>>>>>

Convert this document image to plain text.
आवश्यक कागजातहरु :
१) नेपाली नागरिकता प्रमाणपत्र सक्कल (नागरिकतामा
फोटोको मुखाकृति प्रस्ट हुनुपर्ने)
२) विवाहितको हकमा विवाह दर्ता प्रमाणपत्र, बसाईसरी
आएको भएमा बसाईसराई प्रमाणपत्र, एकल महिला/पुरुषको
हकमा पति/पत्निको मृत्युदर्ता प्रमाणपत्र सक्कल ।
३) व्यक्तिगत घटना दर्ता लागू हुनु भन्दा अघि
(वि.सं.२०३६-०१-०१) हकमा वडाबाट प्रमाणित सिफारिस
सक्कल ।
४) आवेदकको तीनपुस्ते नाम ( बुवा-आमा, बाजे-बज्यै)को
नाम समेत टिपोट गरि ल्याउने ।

<<<<<

#### DIRECTION:
Could you reproduce every record above exactly as it appears?

#### IN RESPONSE:
Convert this document image to plain text.
आवश्यक कागजातहरु :
१) नेपाली नागरिकता प्रमाणपत्र सक्कल (नागरिकतामा
फोटोको मुखाकृति प्रस्ट हुनुपर्ने)
२) विवाहितको हकमा विवाह दर्ता प्रमाणपत्र, बसाईसरी
आएको भएमा बसाईसराई प्रमाणपत्र, एकल महिला/पुरुषको
हकमा पति/पत्निको मृत्युदर्ता प्रमाणपत्र सक्कल ।
३) व्यक्तिगत घटना दर्ता लागू हुनु भन्दा अघि
(वि.सं.२०३६-०१-०१) हकमा वडाबाट प्रमाणित सिफारिस
सक्कल ।
४) आवेदकको तीनपुस्ते नाम ( बुवा-आमा, बाजे-बज्यै)को
नाम समेत टिपोट गरि ल्याउने ।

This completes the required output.